>> START
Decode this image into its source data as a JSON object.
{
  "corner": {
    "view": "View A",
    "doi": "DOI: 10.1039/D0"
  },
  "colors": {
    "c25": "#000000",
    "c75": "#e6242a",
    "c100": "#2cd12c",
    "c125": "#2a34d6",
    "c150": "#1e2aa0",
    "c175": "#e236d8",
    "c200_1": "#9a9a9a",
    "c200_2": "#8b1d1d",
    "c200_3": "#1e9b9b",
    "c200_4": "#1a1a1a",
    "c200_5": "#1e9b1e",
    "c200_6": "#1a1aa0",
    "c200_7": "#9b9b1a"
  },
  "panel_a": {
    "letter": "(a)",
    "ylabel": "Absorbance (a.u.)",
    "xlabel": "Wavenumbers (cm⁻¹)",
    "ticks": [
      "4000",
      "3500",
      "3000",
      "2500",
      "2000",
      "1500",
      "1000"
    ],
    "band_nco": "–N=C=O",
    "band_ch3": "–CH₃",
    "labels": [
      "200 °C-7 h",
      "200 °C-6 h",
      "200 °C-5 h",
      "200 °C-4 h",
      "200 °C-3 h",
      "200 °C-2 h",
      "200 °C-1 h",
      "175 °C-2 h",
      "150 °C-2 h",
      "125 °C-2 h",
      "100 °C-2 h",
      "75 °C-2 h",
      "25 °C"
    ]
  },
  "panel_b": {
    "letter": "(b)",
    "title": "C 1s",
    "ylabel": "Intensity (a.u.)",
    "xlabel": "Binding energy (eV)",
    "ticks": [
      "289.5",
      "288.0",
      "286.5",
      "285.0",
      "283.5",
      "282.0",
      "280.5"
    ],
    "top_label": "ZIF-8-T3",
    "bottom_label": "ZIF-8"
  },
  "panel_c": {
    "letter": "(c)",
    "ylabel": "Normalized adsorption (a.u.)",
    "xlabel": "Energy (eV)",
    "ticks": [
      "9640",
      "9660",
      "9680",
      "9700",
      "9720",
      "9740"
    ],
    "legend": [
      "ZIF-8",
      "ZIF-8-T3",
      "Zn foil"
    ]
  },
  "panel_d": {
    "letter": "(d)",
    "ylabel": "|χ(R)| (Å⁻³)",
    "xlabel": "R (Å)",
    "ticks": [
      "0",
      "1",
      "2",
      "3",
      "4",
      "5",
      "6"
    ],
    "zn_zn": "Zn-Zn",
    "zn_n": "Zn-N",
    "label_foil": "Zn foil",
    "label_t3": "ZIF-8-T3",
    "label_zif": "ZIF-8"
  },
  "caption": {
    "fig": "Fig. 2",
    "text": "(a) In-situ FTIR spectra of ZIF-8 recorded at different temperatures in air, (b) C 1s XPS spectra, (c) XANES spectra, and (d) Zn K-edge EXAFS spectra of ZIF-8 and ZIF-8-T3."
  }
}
>> END
§ **What the exercise asks**
Every entry must be output again, exactly as written above.

§ **Finished answer**
Decode this image into its source data as a JSON object.
{
  "corner": {
    "view": "View A",
    "doi": "DOI: 10.1039/D0"
  },
  "colors": {
    "c25": "#000000",
    "c75": "#e6242a",
    "c100": "#2cd12c",
    "c125": "#2a34d6",
    "c150": "#1e2aa0",
    "c175": "#e236d8",
    "c200_1": "#9a9a9a",
    "c200_2": "#8b1d1d",
    "c200_3": "#1e9b9b",
    "c200_4": "#1a1a1a",
    "c200_5": "#1e9b1e",
    "c200_6": "#1a1aa0",
    "c200_7": "#9b9b1a"
  },
  "panel_a": {
    "letter": "(a)",
    "ylabel": "Absorbance (a.u.)",
    "xlabel": "Wavenumbers (cm⁻¹)",
    "ticks": [
      "4000",
      "3500",
      "3000",
      "2500",
      "2000",
      "1500",
      "1000"
    ],
    "band_nco": "–N=C=O",
    "band_ch3": "–CH₃",
    "labels": [
      "200 °C-7 h",
      "200 °C-6 h",
      "200 °C-5 h",
      "200 °C-4 h",
      "200 °C-3 h",
      "200 °C-2 h",
      "200 °C-1 h",
      "175 °C-2 h",
      "150 °C-2 h",
      "125 °C-2 h",
      "100 °C-2 h",
      "75 °C-2 h",
      "25 °C"
    ]
  },
  "panel_b": {
    "letter": "(b)",
    "title": "C 1s",
    "ylabel": "Intensity (a.u.)",
    "xlabel": "Binding energy (eV)",
    "ticks": [
      "289.5",
      "288.0",
      "286.5",
      "285.0",
      "283.5",
      "282.0",
      "280.5"
    ],
    "top_label": "ZIF-8-T3",
    "bottom_label": "ZIF-8"
  },
  "panel_c": {
    "letter": "(c)",
    "ylabel": "Normalized adsorption (a.u.)",
    "xlabel": "Energy (eV)",
    "ticks": [
      "9640",
      "9660",
      "9680",
      "9700",
      "9720",
      "9740"
    ],
    "legend": [
      "ZIF-8",
      "ZIF-8-T3",
      "Zn foil"
    ]
  },
  "panel_d": {
    "letter": "(d)",
    "ylabel": "|χ(R)| (Å⁻³)",
    "xlabel": "R (Å)",
    "ticks": [
      "0",
      "1",
      "2",
      "3",
      "4",
      "5",
      "6"
    ],
    "zn_zn": "Zn-Zn",
    "zn_n": "Zn-N",
    "label_foil": "Zn foil",
    "label_t3": "ZIF-8-T3",
    "label_zif": "ZIF-8"
  },
  "caption": {
    "fig": "Fig. 2",
    "text": "(a) In-situ FTIR spectra of ZIF-8 recorded at different temperatures in air, (b) C 1s XPS spectra, (c) XANES spectra, and (d) Zn K-edge EXAFS spectra of ZIF-8 and ZIF-8-T3."
  }
}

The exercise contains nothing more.